## GIVEN INSTRUCTION
Check each line below for "ELEVATION" and report how many have it, nothing else.
::::::
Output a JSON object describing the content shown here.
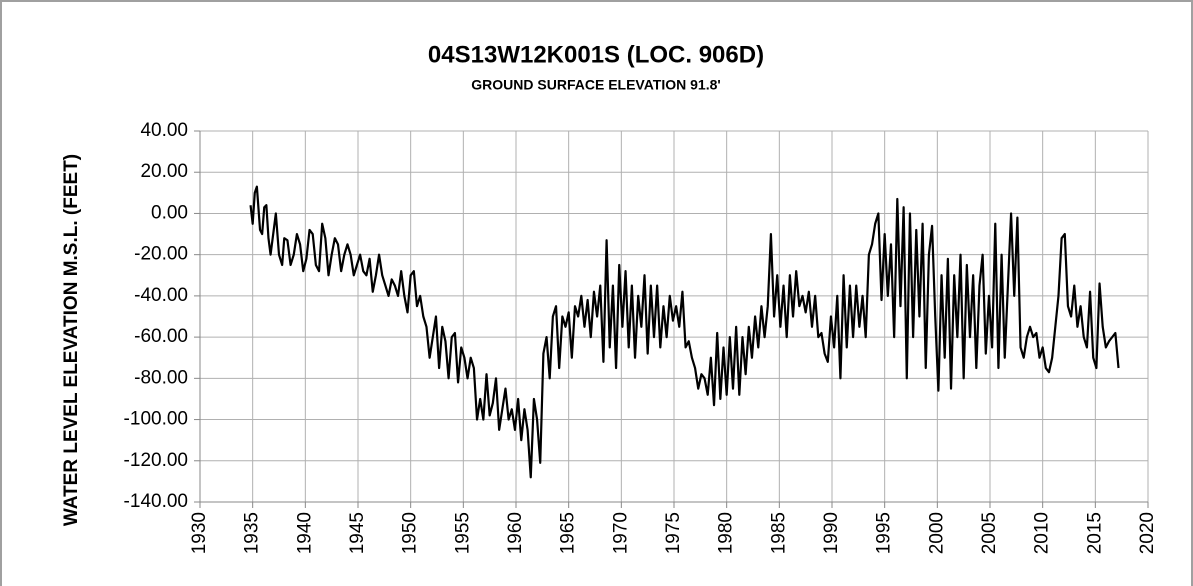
{
  "chart_data": {
    "type": "line",
    "title": "04S13W12K001S (LOC. 906D)",
    "subtitle": "GROUND SURFACE ELEVATION 91.8'",
    "y_label": "WATER LEVEL ELEVATION M.S.L. (FEET)",
    "color": "#000000",
    "grid": true,
    "xlim": [
      1930,
      2020
    ],
    "xticks": [
      1930,
      1935,
      1940,
      1945,
      1950,
      1955,
      1960,
      1965,
      1970,
      1975,
      1980,
      1985,
      1990,
      1995,
      2000,
      2005,
      2010,
      2015,
      2020
    ],
    "ylim": [
      -140,
      40
    ],
    "yticks": [
      {
        "value": -140,
        "label": "-140.00"
      },
      {
        "value": -120,
        "label": "-120.00"
      },
      {
        "value": -100,
        "label": "-100.00"
      },
      {
        "value": -80,
        "label": "-80.00"
      },
      {
        "value": -60,
        "label": "-60.00"
      },
      {
        "value": -40,
        "label": "-40.00"
      },
      {
        "value": -20,
        "label": "-20.00"
      },
      {
        "value": 0,
        "label": "0.00"
      },
      {
        "value": 20,
        "label": "20.00"
      },
      {
        "value": 40,
        "label": "40.00"
      }
    ],
    "x": [
      1934.8,
      1935.0,
      1935.2,
      1935.4,
      1935.7,
      1935.9,
      1936.1,
      1936.3,
      1936.5,
      1936.7,
      1937.0,
      1937.2,
      1937.5,
      1937.8,
      1938.0,
      1938.3,
      1938.6,
      1938.9,
      1939.2,
      1939.5,
      1939.8,
      1940.1,
      1940.4,
      1940.7,
      1941.0,
      1941.3,
      1941.6,
      1941.9,
      1942.2,
      1942.5,
      1942.8,
      1943.1,
      1943.4,
      1943.7,
      1944.0,
      1944.3,
      1944.6,
      1944.9,
      1945.2,
      1945.5,
      1945.8,
      1946.1,
      1946.4,
      1946.7,
      1947.0,
      1947.3,
      1947.6,
      1947.9,
      1948.2,
      1948.5,
      1948.8,
      1949.1,
      1949.4,
      1949.7,
      1950.0,
      1950.3,
      1950.6,
      1950.9,
      1951.2,
      1951.5,
      1951.8,
      1952.1,
      1952.4,
      1952.7,
      1953.0,
      1953.3,
      1953.6,
      1953.9,
      1954.2,
      1954.5,
      1954.8,
      1955.1,
      1955.4,
      1955.7,
      1956.0,
      1956.3,
      1956.6,
      1956.9,
      1957.2,
      1957.5,
      1957.8,
      1958.1,
      1958.4,
      1958.7,
      1959.0,
      1959.3,
      1959.6,
      1959.9,
      1960.2,
      1960.5,
      1960.8,
      1961.1,
      1961.4,
      1961.7,
      1962.0,
      1962.3,
      1962.6,
      1962.9,
      1963.2,
      1963.5,
      1963.8,
      1964.1,
      1964.4,
      1964.7,
      1965.0,
      1965.3,
      1965.6,
      1965.9,
      1966.2,
      1966.5,
      1966.8,
      1967.1,
      1967.4,
      1967.7,
      1968.0,
      1968.3,
      1968.6,
      1968.9,
      1969.2,
      1969.5,
      1969.8,
      1970.1,
      1970.4,
      1970.7,
      1971.0,
      1971.3,
      1971.6,
      1971.9,
      1972.2,
      1972.5,
      1972.8,
      1973.1,
      1973.4,
      1973.7,
      1974.0,
      1974.3,
      1974.6,
      1974.9,
      1975.2,
      1975.5,
      1975.8,
      1976.1,
      1976.4,
      1976.7,
      1977.0,
      1977.3,
      1977.6,
      1977.9,
      1978.2,
      1978.5,
      1978.8,
      1979.1,
      1979.4,
      1979.7,
      1980.0,
      1980.3,
      1980.6,
      1980.9,
      1981.2,
      1981.5,
      1981.8,
      1982.1,
      1982.4,
      1982.7,
      1983.0,
      1983.3,
      1983.6,
      1983.9,
      1984.2,
      1984.5,
      1984.8,
      1985.1,
      1985.4,
      1985.7,
      1986.0,
      1986.3,
      1986.6,
      1986.9,
      1987.2,
      1987.5,
      1987.8,
      1988.1,
      1988.4,
      1988.7,
      1989.0,
      1989.3,
      1989.6,
      1989.9,
      1990.2,
      1990.5,
      1990.8,
      1991.1,
      1991.4,
      1991.7,
      1992.0,
      1992.3,
      1992.6,
      1992.9,
      1993.2,
      1993.5,
      1993.8,
      1994.1,
      1994.4,
      1994.7,
      1995.0,
      1995.3,
      1995.6,
      1995.9,
      1996.2,
      1996.5,
      1996.8,
      1997.1,
      1997.4,
      1997.7,
      1998.0,
      1998.3,
      1998.6,
      1998.9,
      1999.2,
      1999.5,
      1999.8,
      2000.1,
      2000.4,
      2000.7,
      2001.0,
      2001.3,
      2001.6,
      2001.9,
      2002.2,
      2002.5,
      2002.8,
      2003.1,
      2003.4,
      2003.7,
      2004.0,
      2004.3,
      2004.6,
      2004.9,
      2005.2,
      2005.5,
      2005.8,
      2006.1,
      2006.4,
      2006.7,
      2007.0,
      2007.3,
      2007.6,
      2007.9,
      2008.2,
      2008.5,
      2008.8,
      2009.1,
      2009.4,
      2009.7,
      2010.0,
      2010.3,
      2010.6,
      2010.9,
      2011.2,
      2011.5,
      2011.8,
      2012.1,
      2012.4,
      2012.7,
      2013.0,
      2013.3,
      2013.6,
      2013.9,
      2014.2,
      2014.5,
      2014.8,
      2015.1,
      2015.4,
      2015.7,
      2016.0,
      2016.3,
      2016.6,
      2016.9,
      2017.2
    ],
    "values": [
      4,
      -5,
      10,
      13,
      -8,
      -10,
      3,
      4,
      -12,
      -20,
      -8,
      0,
      -20,
      -25,
      -12,
      -13,
      -25,
      -20,
      -10,
      -15,
      -28,
      -22,
      -8,
      -10,
      -25,
      -28,
      -5,
      -12,
      -30,
      -20,
      -12,
      -15,
      -28,
      -20,
      -15,
      -20,
      -30,
      -25,
      -20,
      -28,
      -30,
      -22,
      -38,
      -30,
      -20,
      -30,
      -35,
      -40,
      -32,
      -35,
      -40,
      -28,
      -40,
      -48,
      -30,
      -28,
      -45,
      -40,
      -50,
      -55,
      -70,
      -60,
      -50,
      -75,
      -55,
      -62,
      -80,
      -60,
      -58,
      -82,
      -65,
      -70,
      -80,
      -70,
      -75,
      -100,
      -90,
      -100,
      -78,
      -98,
      -92,
      -80,
      -105,
      -95,
      -85,
      -100,
      -95,
      -105,
      -90,
      -110,
      -95,
      -105,
      -128,
      -90,
      -100,
      -121,
      -68,
      -60,
      -80,
      -50,
      -45,
      -75,
      -50,
      -55,
      -48,
      -70,
      -45,
      -50,
      -40,
      -55,
      -42,
      -60,
      -38,
      -50,
      -35,
      -72,
      -13,
      -65,
      -35,
      -75,
      -25,
      -55,
      -28,
      -65,
      -35,
      -70,
      -40,
      -55,
      -30,
      -68,
      -35,
      -60,
      -35,
      -65,
      -45,
      -60,
      -40,
      -52,
      -45,
      -55,
      -38,
      -65,
      -62,
      -70,
      -75,
      -85,
      -78,
      -80,
      -88,
      -70,
      -93,
      -58,
      -90,
      -65,
      -88,
      -60,
      -85,
      -55,
      -88,
      -60,
      -78,
      -55,
      -70,
      -50,
      -65,
      -45,
      -60,
      -45,
      -10,
      -50,
      -30,
      -55,
      -35,
      -60,
      -30,
      -50,
      -28,
      -45,
      -40,
      -48,
      -38,
      -55,
      -40,
      -60,
      -58,
      -68,
      -72,
      -50,
      -65,
      -40,
      -80,
      -30,
      -65,
      -35,
      -60,
      -35,
      -55,
      -40,
      -60,
      -20,
      -15,
      -5,
      0,
      -42,
      -10,
      -40,
      -15,
      -60,
      7,
      -45,
      3,
      -80,
      0,
      -60,
      -8,
      -50,
      -5,
      -75,
      -20,
      -6,
      -50,
      -86,
      -30,
      -70,
      -22,
      -85,
      -30,
      -60,
      -20,
      -80,
      -25,
      -60,
      -30,
      -75,
      -35,
      -20,
      -68,
      -40,
      -65,
      -5,
      -75,
      -20,
      -70,
      -35,
      0,
      -40,
      -2,
      -65,
      -70,
      -60,
      -55,
      -60,
      -58,
      -70,
      -65,
      -75,
      -77,
      -70,
      -55,
      -40,
      -12,
      -10,
      -45,
      -50,
      -35,
      -55,
      -45,
      -60,
      -65,
      -38,
      -70,
      -75,
      -34,
      -55,
      -65,
      -62,
      -60,
      -58,
      -75
    ]
  }
}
::::::
## FINISHED TASK
2